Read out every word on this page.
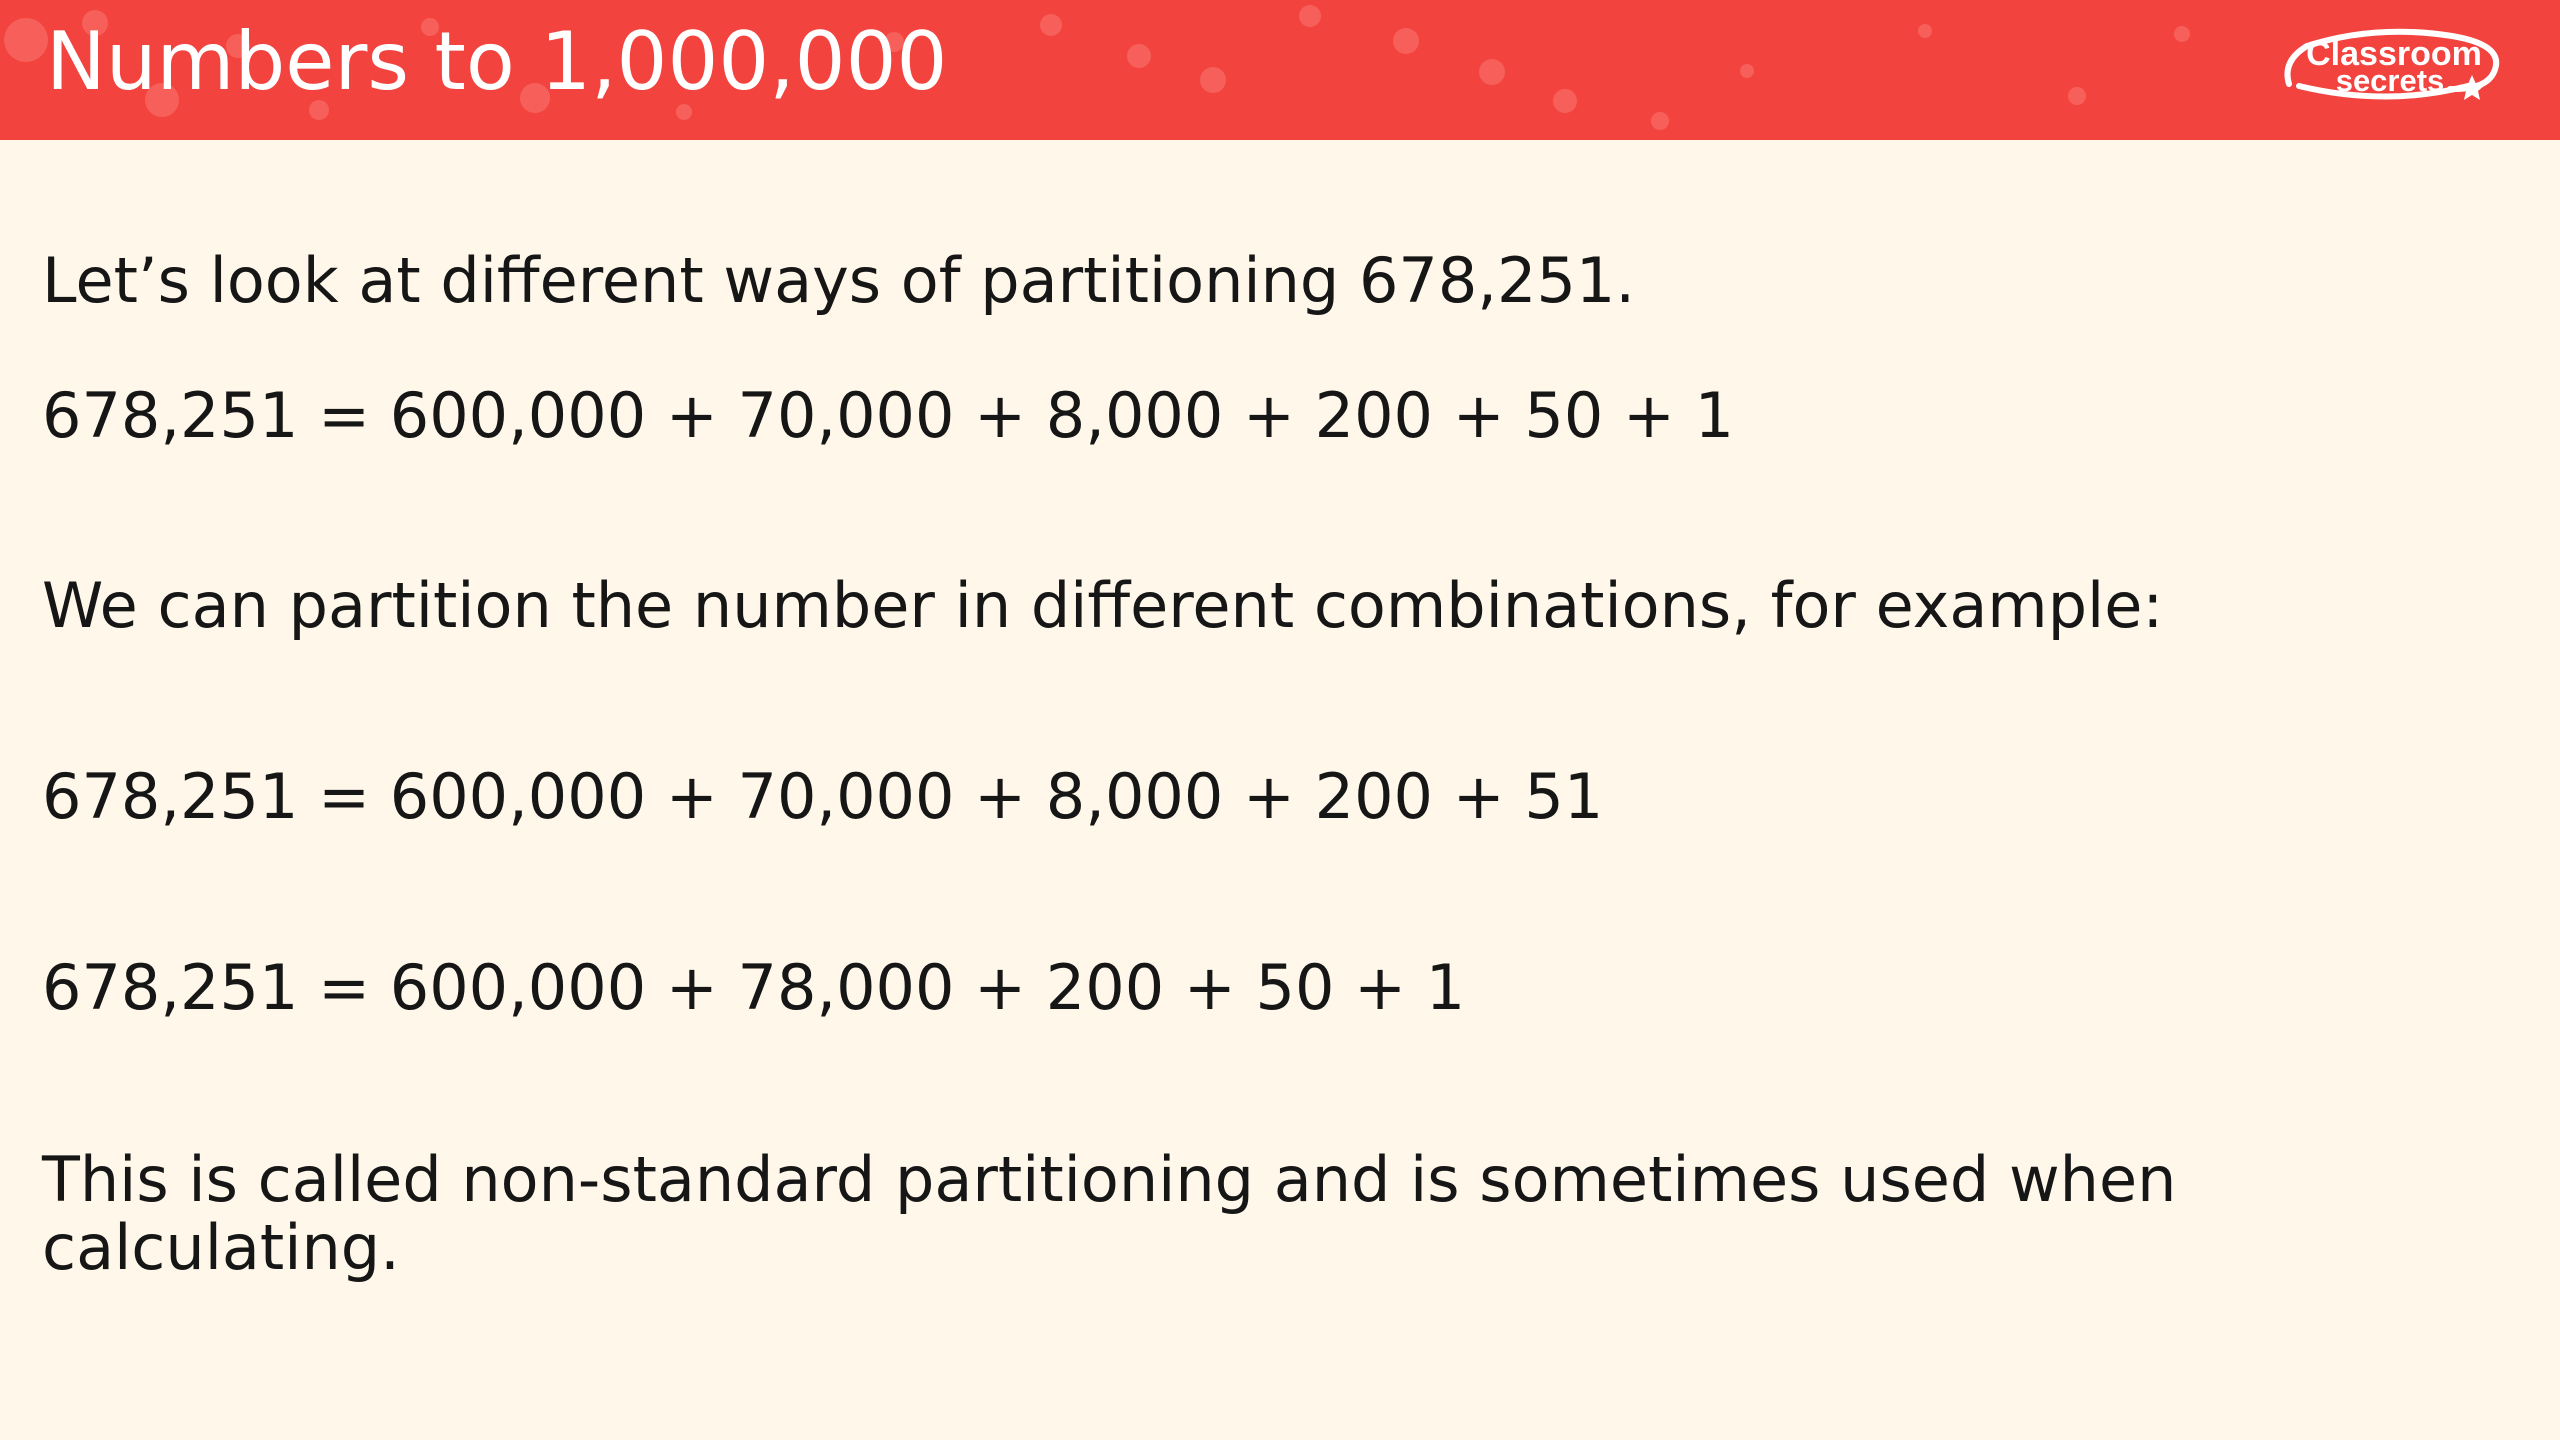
Numbers to 1,000,000	Classroom
secrets
Let’s look at different ways of partitioning 678,251.
678,251 = 600,000 + 70,000 + 8,000 + 200 + 50 + 1
We can partition the number in different combinations, for example:
678,251 = 600,000 + 70,000 + 8,000 + 200 + 51
678,251 = 600,000 + 78,000 + 200 + 50 + 1
This is called non-standard partitioning and is sometimes used when calculating.
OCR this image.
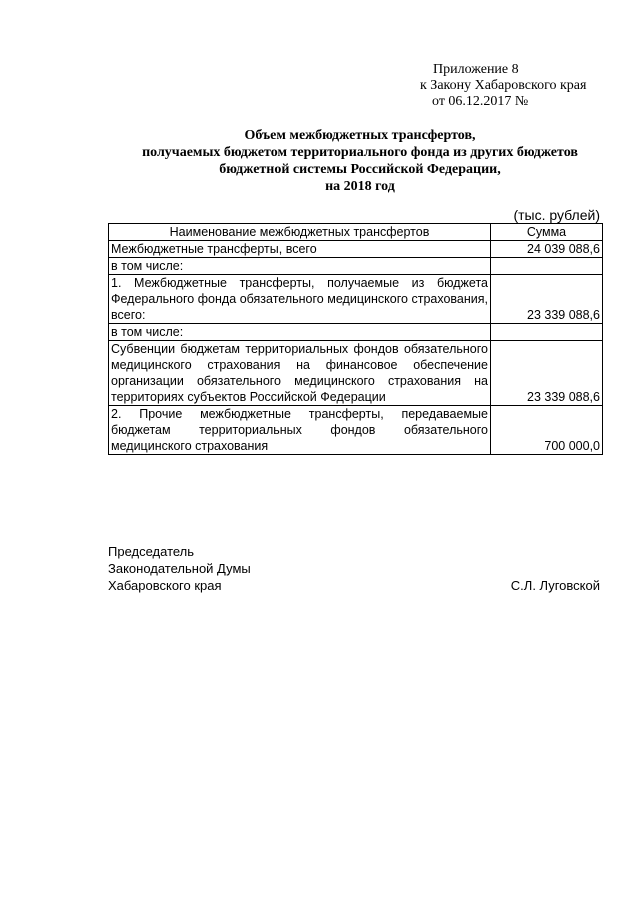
Приложение 8
к Закону Хабаровского края
от 06.12.2017 №
Объем межбюджетных трансфертов,
получаемых бюджетом территориального фонда из других бюджетов
бюджетной системы Российской Федерации,
на 2018 год
(тыс. рублей)
Наименование межбюджетных трансфертов	Сумма
Межбюджетные трансферты, всего	24 039 088,6
в том числе:	
1. Межбюджетные трансферты, получаемые из бюджета Федерального фонда обязательного медицинского страхования, всего:	23 339 088,6
в том числе:	
Субвенции бюджетам территориальных фондов обязательного медицинского страхования на финансовое обеспечение организации обязательного медицинского страхования на территориях субъектов Российской Федерации	23 339 088,6
2. Прочие межбюджетные трансферты, передаваемые бюджетам территориальных фондов обязательного медицинского страхования	700 000,0
Председатель
Законодательной Думы
Хабаровского края	С.Л. Луговской
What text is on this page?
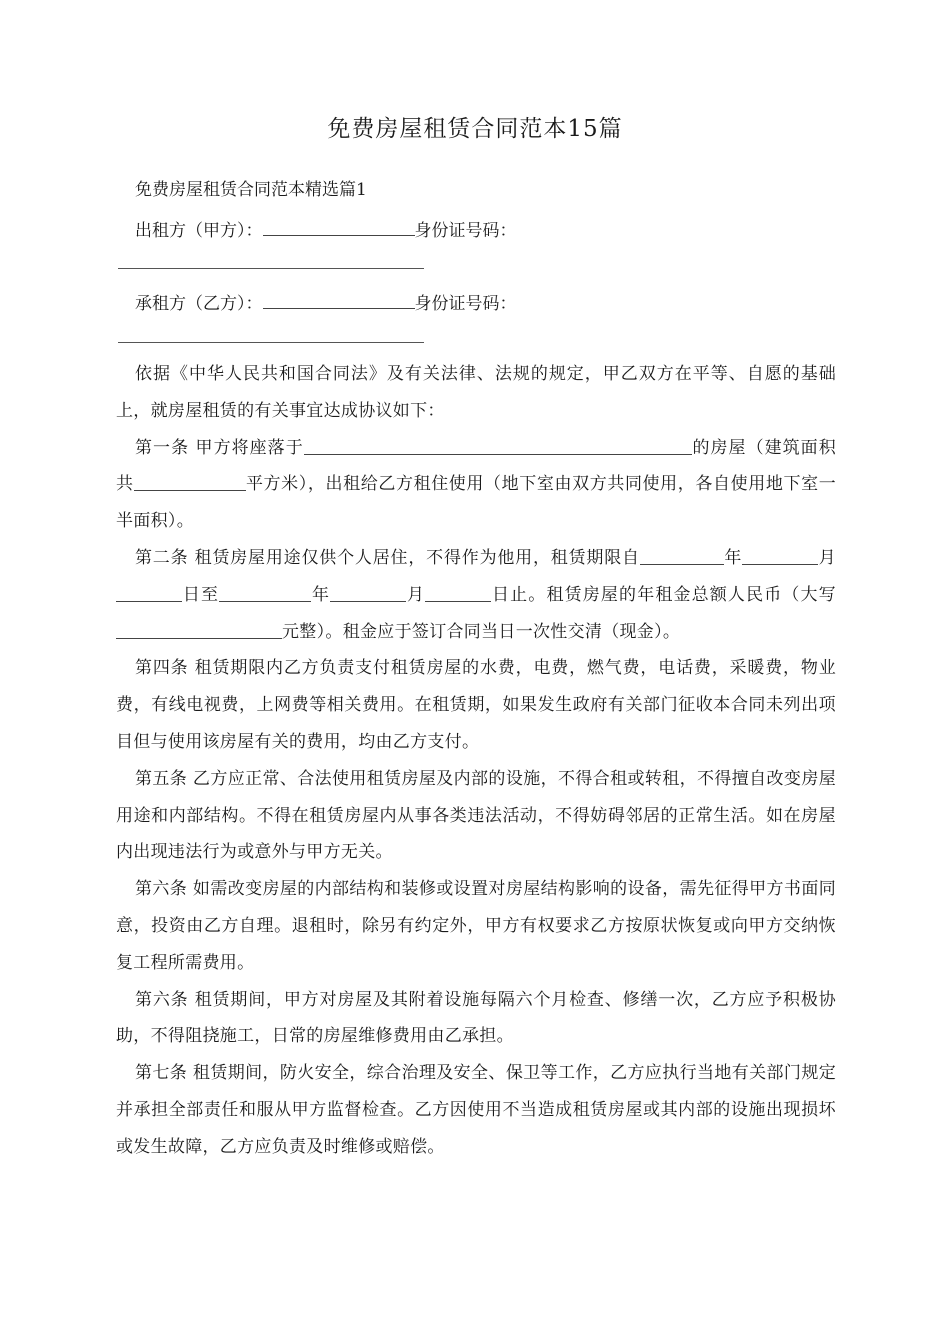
免费房屋租赁合同范本15篇
免费房屋租赁合同范本精选篇1
出租方（甲方）：	身份证号码：
承租方（乙方）：	身份证号码：

依据《中华人民共和国合同法》及有关法律、法规的规定，甲乙双方在平等、自愿的基础上，就房屋租赁的有关事宜达成协议如下：

第一条 甲方将座落于	的房屋（建筑面积共	平方米），出租给乙方租住使用（地下室由双方共同使用，各自使用地下室一半面积）。

第二条 租赁房屋用途仅供个人居住，不得作为他用，租赁期限自	年	月日至	年	月	日止。租赁房屋的年租金总额人民币（大写元整）。租金应于签订合同当日一次性交清（现金）。

第四条 租赁期限内乙方负责支付租赁房屋的水费，电费，燃气费，电话费，采暖费，物业费，有线电视费，上网费等相关费用。在租赁期，如果发生政府有关部门征收本合同未列出项目但与使用该房屋有关的费用，均由乙方支付。

第五条 乙方应正常、合法使用租赁房屋及内部的设施，不得合租或转租，不得擅自改变房屋用途和内部结构。不得在租赁房屋内从事各类违法活动，不得妨碍邻居的正常生活。如在房屋内出现违法行为或意外与甲方无关。

第六条 如需改变房屋的内部结构和装修或设置对房屋结构影响的设备，需先征得甲方书面同意，投资由乙方自理。退租时，除另有约定外，甲方有权要求乙方按原状恢复或向甲方交纳恢复工程所需费用。

第六条 租赁期间，甲方对房屋及其附着设施每隔六个月检查、修缮一次，乙方应予积极协助，不得阻挠施工，日常的房屋维修费用由乙承担。

第七条 租赁期间，防火安全，综合治理及安全、保卫等工作，乙方应执行当地有关部门规定并承担全部责任和服从甲方监督检查。乙方因使用不当造成租赁房屋或其内部的设施出现损坏或发生故障，乙方应负责及时维修或赔偿。
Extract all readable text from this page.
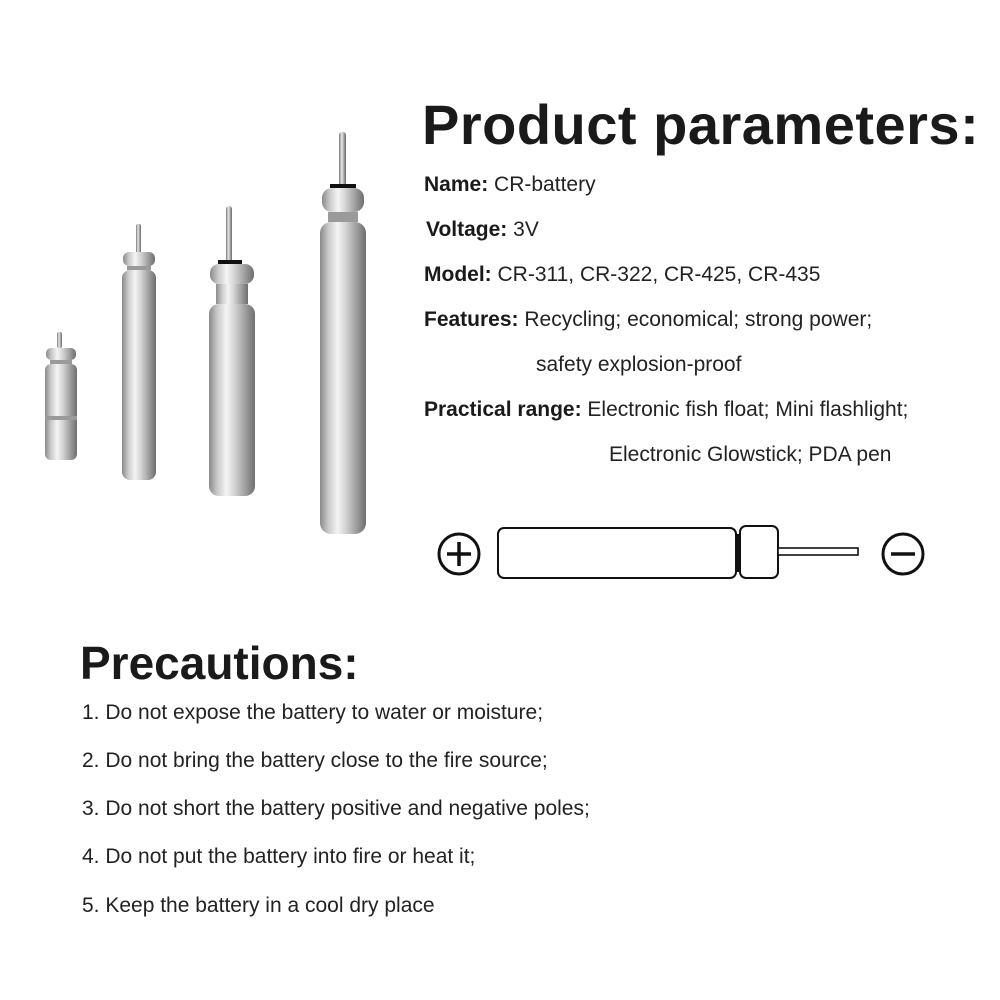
Product parameters:
Name: CR-battery
Voltage: 3V
Model: CR-311, CR-322, CR-425, CR-435
Features: Recycling; economical; strong power;
safety explosion-proof
Practical range: Electronic fish float; Mini flashlight;
Electronic Glowstick; PDA pen
Precautions:
1. Do not expose the battery to water or moisture;
2. Do not bring the battery close to the fire source;
3. Do not short the battery positive and negative poles;
4. Do not put the battery into fire or heat it;
5. Keep the battery in a cool dry place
══════════
### What to work on
How many of the lines in the listing above hold the word "Федерации"? Report only that figure.

### Exercise output
2